-- START Task data --

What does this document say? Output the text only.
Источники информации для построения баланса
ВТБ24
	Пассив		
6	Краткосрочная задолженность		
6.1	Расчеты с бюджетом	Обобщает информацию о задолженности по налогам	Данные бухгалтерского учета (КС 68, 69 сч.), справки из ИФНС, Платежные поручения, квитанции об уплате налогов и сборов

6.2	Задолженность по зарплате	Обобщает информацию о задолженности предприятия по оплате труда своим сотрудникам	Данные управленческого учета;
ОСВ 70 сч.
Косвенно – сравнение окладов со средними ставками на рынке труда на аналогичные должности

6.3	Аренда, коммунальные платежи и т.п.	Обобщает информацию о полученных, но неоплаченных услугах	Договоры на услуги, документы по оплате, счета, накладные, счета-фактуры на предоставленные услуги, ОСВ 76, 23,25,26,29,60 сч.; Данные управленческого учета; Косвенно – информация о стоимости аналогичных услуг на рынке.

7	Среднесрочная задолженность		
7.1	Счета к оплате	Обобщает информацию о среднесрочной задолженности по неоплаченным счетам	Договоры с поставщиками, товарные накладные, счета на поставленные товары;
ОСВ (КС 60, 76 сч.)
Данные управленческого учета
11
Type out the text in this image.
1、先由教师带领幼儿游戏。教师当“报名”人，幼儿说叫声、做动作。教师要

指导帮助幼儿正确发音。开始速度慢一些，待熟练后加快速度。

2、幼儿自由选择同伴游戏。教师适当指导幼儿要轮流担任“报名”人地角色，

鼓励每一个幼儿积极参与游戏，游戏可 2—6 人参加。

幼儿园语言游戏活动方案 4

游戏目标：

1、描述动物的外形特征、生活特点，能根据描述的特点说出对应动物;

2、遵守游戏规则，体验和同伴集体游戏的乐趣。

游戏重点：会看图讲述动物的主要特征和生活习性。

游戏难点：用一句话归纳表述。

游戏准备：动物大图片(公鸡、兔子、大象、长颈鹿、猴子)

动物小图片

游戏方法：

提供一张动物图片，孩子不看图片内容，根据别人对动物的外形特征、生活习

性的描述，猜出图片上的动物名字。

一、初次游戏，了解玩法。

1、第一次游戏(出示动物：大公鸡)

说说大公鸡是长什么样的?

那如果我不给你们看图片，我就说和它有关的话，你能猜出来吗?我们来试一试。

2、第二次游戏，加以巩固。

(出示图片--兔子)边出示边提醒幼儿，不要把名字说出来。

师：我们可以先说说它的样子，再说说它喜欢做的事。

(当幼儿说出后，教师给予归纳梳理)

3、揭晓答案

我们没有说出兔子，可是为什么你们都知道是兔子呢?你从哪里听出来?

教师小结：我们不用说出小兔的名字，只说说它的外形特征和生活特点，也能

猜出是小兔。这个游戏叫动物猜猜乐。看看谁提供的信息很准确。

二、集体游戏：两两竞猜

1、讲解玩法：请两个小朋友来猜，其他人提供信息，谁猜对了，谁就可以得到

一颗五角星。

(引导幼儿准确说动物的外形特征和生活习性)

-- END Task data --

■ Directive
Filter the entries down to the lines containing "Косвенно". Copy each of those lines.

■ Task output
Косвенно – сравнение окладов со средними ставками на рынке труда на аналогичные должности
6.3	Аренда, коммунальные платежи и т.п.	Обобщает информацию о полученных, но неоплаченных услугах	Договоры на услуги, документы по оплате, счета, накладные, счета-фактуры на предоставленные услуги, ОСВ 76, 23,25,26,29,60 сч.; Данные управленческого учета; Косвенно – информация о стоимости аналогичных услуг на рынке.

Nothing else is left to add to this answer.